[Saved entries]
-- Start --

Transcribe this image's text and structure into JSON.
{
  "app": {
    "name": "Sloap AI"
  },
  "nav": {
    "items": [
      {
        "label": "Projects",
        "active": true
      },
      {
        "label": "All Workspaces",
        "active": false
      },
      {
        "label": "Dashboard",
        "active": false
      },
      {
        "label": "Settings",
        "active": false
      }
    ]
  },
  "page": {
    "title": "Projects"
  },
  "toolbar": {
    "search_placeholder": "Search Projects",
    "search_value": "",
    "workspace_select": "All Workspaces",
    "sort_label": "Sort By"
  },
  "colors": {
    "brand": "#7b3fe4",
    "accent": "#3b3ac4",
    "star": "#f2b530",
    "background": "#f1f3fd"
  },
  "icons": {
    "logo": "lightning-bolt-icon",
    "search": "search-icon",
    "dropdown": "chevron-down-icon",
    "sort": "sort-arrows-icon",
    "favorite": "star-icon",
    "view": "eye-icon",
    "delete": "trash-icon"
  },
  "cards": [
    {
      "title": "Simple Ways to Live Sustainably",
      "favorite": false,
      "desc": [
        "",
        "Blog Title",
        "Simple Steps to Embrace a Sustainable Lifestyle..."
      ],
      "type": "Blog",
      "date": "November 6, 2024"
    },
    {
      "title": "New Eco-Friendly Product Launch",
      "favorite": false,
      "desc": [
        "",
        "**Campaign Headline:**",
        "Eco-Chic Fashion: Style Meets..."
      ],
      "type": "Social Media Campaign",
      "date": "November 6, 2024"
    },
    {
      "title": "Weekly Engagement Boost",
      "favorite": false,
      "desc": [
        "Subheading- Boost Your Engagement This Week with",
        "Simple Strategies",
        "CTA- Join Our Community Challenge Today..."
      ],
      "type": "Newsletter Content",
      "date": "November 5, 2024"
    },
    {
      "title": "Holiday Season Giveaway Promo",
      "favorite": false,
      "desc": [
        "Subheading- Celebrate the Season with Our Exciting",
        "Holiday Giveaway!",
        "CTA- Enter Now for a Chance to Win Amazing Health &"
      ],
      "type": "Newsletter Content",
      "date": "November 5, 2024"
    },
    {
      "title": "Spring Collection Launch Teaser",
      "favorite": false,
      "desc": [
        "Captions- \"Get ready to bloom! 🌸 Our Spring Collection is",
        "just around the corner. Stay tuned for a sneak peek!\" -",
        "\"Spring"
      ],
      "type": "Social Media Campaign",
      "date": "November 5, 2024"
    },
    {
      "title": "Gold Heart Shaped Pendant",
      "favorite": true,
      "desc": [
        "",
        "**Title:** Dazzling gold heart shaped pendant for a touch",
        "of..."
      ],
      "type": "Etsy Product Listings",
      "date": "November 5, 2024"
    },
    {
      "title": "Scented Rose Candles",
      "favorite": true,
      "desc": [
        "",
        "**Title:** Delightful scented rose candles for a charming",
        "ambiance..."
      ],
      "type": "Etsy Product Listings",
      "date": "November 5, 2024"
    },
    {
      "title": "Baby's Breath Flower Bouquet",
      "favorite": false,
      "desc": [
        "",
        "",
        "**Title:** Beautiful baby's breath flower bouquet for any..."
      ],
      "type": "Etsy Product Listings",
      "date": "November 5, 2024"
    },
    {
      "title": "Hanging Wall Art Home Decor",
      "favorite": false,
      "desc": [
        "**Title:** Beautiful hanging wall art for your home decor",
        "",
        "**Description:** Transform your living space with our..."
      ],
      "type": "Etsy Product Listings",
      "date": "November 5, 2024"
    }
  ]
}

-- End --

> _Exercise task_: Please set down each line of the records exactly as given.

> _The output_:
Transcribe this image's text and structure into JSON.
{
  "app": {
    "name": "Sloap AI"
  },
  "nav": {
    "items": [
      {
        "label": "Projects",
        "active": true
      },
      {
        "label": "All Workspaces",
        "active": false
      },
      {
        "label": "Dashboard",
        "active": false
      },
      {
        "label": "Settings",
        "active": false
      }
    ]
  },
  "page": {
    "title": "Projects"
  },
  "toolbar": {
    "search_placeholder": "Search Projects",
    "search_value": "",
    "workspace_select": "All Workspaces",
    "sort_label": "Sort By"
  },
  "colors": {
    "brand": "#7b3fe4",
    "accent": "#3b3ac4",
    "star": "#f2b530",
    "background": "#f1f3fd"
  },
  "icons": {
    "logo": "lightning-bolt-icon",
    "search": "search-icon",
    "dropdown": "chevron-down-icon",
    "sort": "sort-arrows-icon",
    "favorite": "star-icon",
    "view": "eye-icon",
    "delete": "trash-icon"
  },
  "cards": [
    {
      "title": "Simple Ways to Live Sustainably",
      "favorite": false,
      "desc": [
        "",
        "Blog Title",
        "Simple Steps to Embrace a Sustainable Lifestyle..."
      ],
      "type": "Blog",
      "date": "November 6, 2024"
    },
    {
      "title": "New Eco-Friendly Product Launch",
      "favorite": false,
      "desc": [
        "",
        "**Campaign Headline:**",
        "Eco-Chic Fashion: Style Meets..."
      ],
      "type": "Social Media Campaign",
      "date": "November 6, 2024"
    },
    {
      "title": "Weekly Engagement Boost",
      "favorite": false,
      "desc": [
        "Subheading- Boost Your Engagement This Week with",
        "Simple Strategies",
        "CTA- Join Our Community Challenge Today..."
      ],
      "type": "Newsletter Content",
      "date": "November 5, 2024"
    },
    {
      "title": "Holiday Season Giveaway Promo",
      "favorite": false,
      "desc": [
        "Subheading- Celebrate the Season with Our Exciting",
        "Holiday Giveaway!",
        "CTA- Enter Now for a Chance to Win Amazing Health &"
      ],
      "type": "Newsletter Content",
      "date": "November 5, 2024"
    },
    {
      "title": "Spring Collection Launch Teaser",
      "favorite": false,
      "desc": [
        "Captions- \"Get ready to bloom! 🌸 Our Spring Collection is",
        "just around the corner. Stay tuned for a sneak peek!\" -",
        "\"Spring"
      ],
      "type": "Social Media Campaign",
      "date": "November 5, 2024"
    },
    {
      "title": "Gold Heart Shaped Pendant",
      "favorite": true,
      "desc": [
        "",
        "**Title:** Dazzling gold heart shaped pendant for a touch",
        "of..."
      ],
      "type": "Etsy Product Listings",
      "date": "November 5, 2024"
    },
    {
      "title": "Scented Rose Candles",
      "favorite": true,
      "desc": [
        "",
        "**Title:** Delightful scented rose candles for a charming",
        "ambiance..."
      ],
      "type": "Etsy Product Listings",
      "date": "November 5, 2024"
    },
    {
      "title": "Baby's Breath Flower Bouquet",
      "favorite": false,
      "desc": [
        "",
        "",
        "**Title:** Beautiful baby's breath flower bouquet for any..."
      ],
      "type": "Etsy Product Listings",
      "date": "November 5, 2024"
    },
    {
      "title": "Hanging Wall Art Home Decor",
      "favorite": false,
      "desc": [
        "**Title:** Beautiful hanging wall art for your home decor",
        "",
        "**Description:** Transform your living space with our..."
      ],
      "type": "Etsy Product Listings",
      "date": "November 5, 2024"
    }
  ]
}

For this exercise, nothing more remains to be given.